O QUE FAZER:
Reproduza o trecho do texto sobre o Ora 03 GT que começa em "Você se aproxima" e termina em "começa a tocar.", substituindo "smartphone" por "celular".

TEXTO APRESENTADO:

/---

A usabilidade dos sistemas e dispositivos é boa. No entanto, faz falta alguns botões de atalho embaixo da tela, como um acesso direto às definições do ar-condicionado, por exemplo, sem ter que ficar acessando a tela principal. O botão que 'liga/desliga' o carro também fica em uma posição incômoda, na parte inferior esquerda do volante - embora raramente precise ser usado, vale dizer.
No caso específico do GT, há o acréscimo de carregador sem fio para smartphones e abertura da porta por aproximação, bancos dianteiros com função de massagem e ventilação, além de ajuste elétrico com memória para o motorista. Na parte de segurança, ganha frenagem de tráfego cruzado, assistente de estacionamento automático e partida inteligente do motor, bastando posicionar o câmbio na posição D para sair dirigindo, sem precisar apertar o botão Start.
A atmosfera interna continua agradando no GT, sobretudo pelo bom acabamento em preto e cinza escuro com detalhes em vermelho, que fica mais adequado à proposta. No entanto, as cores claras do Skin que variam de acordo com a pintura externa geralmente dão uma maior sensação de amplitude na cabine.
Você se aproxima do carro, as portas se destravam automaticamente. Ao entrar, o painel se ilumina, a tela multimídia liga instantaneamente, já conectada ao seu smartphone, e sua música favorita começa a tocar.
Para dirigir, basta colocar o seletor que fica no console na posição 'D' e sair dirigindo, sem necessidade de acionar botão de partida - há um botão que 'desliga' o veículo, caso queira, no canto inferior esquerdo do painel. No entanto, em algumas situações, embora o carro sempre ligasse imediatamente ao abrir a porta, a "liberação" para poder colocar em D e sair dirigindo acabava levando alguns segundos adicionais, gerando um certo incômodo.
Seletor em 'D', mão no volante, pé no acelerador, o Ora 03 GT é um carro gostoso de dirigir. O compacto está num bom nível de absorção de impactos, a não ser em casos extremos. E mesmo transmitindo conforto, o GWM elétrico está longe de ser um carro molenga, pelo contrário: pouca oscilação, pneus não cantam e a frente não destraciona. O 03 GT é um carro bem assentado, considerando sua proposta. Curiosamente, esta versão me pareceu melhor até mesmo que a Skin nesse quesito. Tudo isso aliado a um bom isolamento acústico da cabine.
Se a dirigibilidade na cidade é o ponto forte, na estrada ele também não decepciona. Logicamente não tem pretensões esportivas, mas o motor de 171 cv e 25,2 kgfm dá conta do recado com ultrapassagens e retomadas bem rápidas. Prova disso é que no nosso teste, foram apenas 7,5 segundos para acelerar de 0 a 100 km/h, tempo ligeiramente melhor que o dado oficial (8,2 segundos).

\---

INFORMAÇÕES FORNECIDAS:

/---

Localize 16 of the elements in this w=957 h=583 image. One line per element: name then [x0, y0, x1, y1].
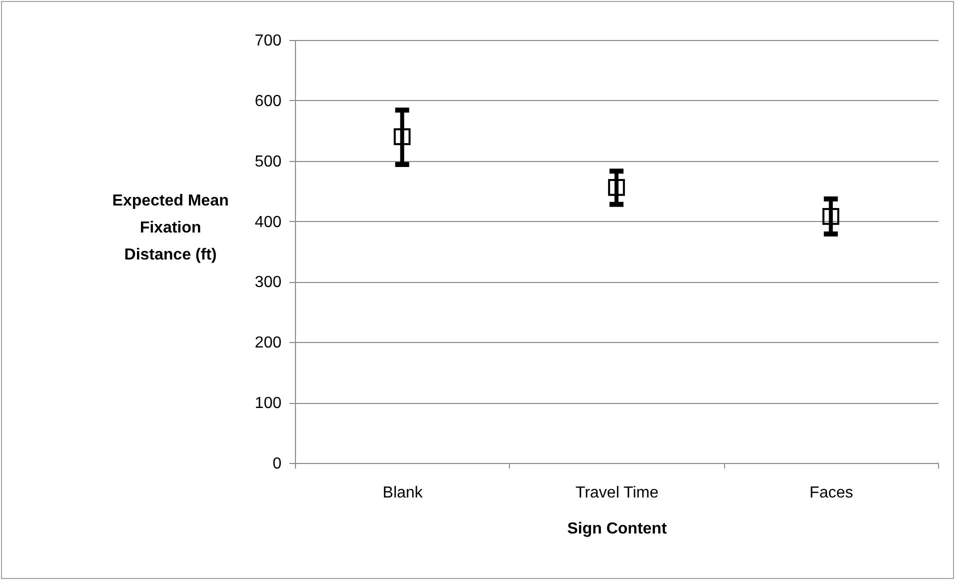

\---

RESPOSTA À TAREFA:
Você se aproxima do carro, as portas se destravam automaticamente. Ao entrar, o painel se ilumina, a tela multimídia liga instantaneamente, já conectada ao seu celular, e sua música favorita começa a tocar.